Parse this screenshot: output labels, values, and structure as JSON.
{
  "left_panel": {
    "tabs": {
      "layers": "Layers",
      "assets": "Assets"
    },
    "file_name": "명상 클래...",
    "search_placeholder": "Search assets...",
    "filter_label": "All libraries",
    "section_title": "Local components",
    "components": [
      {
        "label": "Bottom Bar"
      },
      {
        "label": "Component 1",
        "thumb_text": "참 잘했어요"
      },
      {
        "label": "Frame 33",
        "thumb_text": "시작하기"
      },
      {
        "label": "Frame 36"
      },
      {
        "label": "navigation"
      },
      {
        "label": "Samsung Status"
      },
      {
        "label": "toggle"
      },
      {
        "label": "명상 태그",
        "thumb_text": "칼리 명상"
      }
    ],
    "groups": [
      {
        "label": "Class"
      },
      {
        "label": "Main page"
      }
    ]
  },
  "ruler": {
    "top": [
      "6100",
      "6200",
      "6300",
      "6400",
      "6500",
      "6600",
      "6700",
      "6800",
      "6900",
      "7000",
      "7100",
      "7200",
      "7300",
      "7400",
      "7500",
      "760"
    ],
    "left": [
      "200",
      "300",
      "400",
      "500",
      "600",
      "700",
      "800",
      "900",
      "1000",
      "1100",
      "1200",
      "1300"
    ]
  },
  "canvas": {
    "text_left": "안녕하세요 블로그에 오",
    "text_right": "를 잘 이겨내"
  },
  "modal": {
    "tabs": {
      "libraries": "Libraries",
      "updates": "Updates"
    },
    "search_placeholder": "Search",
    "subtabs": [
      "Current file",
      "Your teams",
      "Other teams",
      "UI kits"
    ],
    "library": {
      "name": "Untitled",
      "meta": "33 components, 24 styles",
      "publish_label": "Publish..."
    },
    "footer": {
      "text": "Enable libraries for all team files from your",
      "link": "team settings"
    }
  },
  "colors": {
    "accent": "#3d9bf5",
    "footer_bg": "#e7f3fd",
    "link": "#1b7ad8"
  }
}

*-*-*

## EXERCISE AIM
Every entry above needs to be quoted exactly.

## RESULT FOR THIS TASK
Parse this screenshot: output labels, values, and structure as JSON.
{
  "left_panel": {
    "tabs": {
      "layers": "Layers",
      "assets": "Assets"
    },
    "file_name": "명상 클래...",
    "search_placeholder": "Search assets...",
    "filter_label": "All libraries",
    "section_title": "Local components",
    "components": [
      {
        "label": "Bottom Bar"
      },
      {
        "label": "Component 1",
        "thumb_text": "참 잘했어요"
      },
      {
        "label": "Frame 33",
        "thumb_text": "시작하기"
      },
      {
        "label": "Frame 36"
      },
      {
        "label": "navigation"
      },
      {
        "label": "Samsung Status"
      },
      {
        "label": "toggle"
      },
      {
        "label": "명상 태그",
        "thumb_text": "칼리 명상"
      }
    ],
    "groups": [
      {
        "label": "Class"
      },
      {
        "label": "Main page"
      }
    ]
  },
  "ruler": {
    "top": [
      "6100",
      "6200",
      "6300",
      "6400",
      "6500",
      "6600",
      "6700",
      "6800",
      "6900",
      "7000",
      "7100",
      "7200",
      "7300",
      "7400",
      "7500",
      "760"
    ],
    "left": [
      "200",
      "300",
      "400",
      "500",
      "600",
      "700",
      "800",
      "900",
      "1000",
      "1100",
      "1200",
      "1300"
    ]
  },
  "canvas": {
    "text_left": "안녕하세요 블로그에 오",
    "text_right": "를 잘 이겨내"
  },
  "modal": {
    "tabs": {
      "libraries": "Libraries",
      "updates": "Updates"
    },
    "search_placeholder": "Search",
    "subtabs": [
      "Current file",
      "Your teams",
      "Other teams",
      "UI kits"
    ],
    "library": {
      "name": "Untitled",
      "meta": "33 components, 24 styles",
      "publish_label": "Publish..."
    },
    "footer": {
      "text": "Enable libraries for all team files from your",
      "link": "team settings"
    }
  },
  "colors": {
    "accent": "#3d9bf5",
    "footer_bg": "#e7f3fd",
    "link": "#1b7ad8"
  }
}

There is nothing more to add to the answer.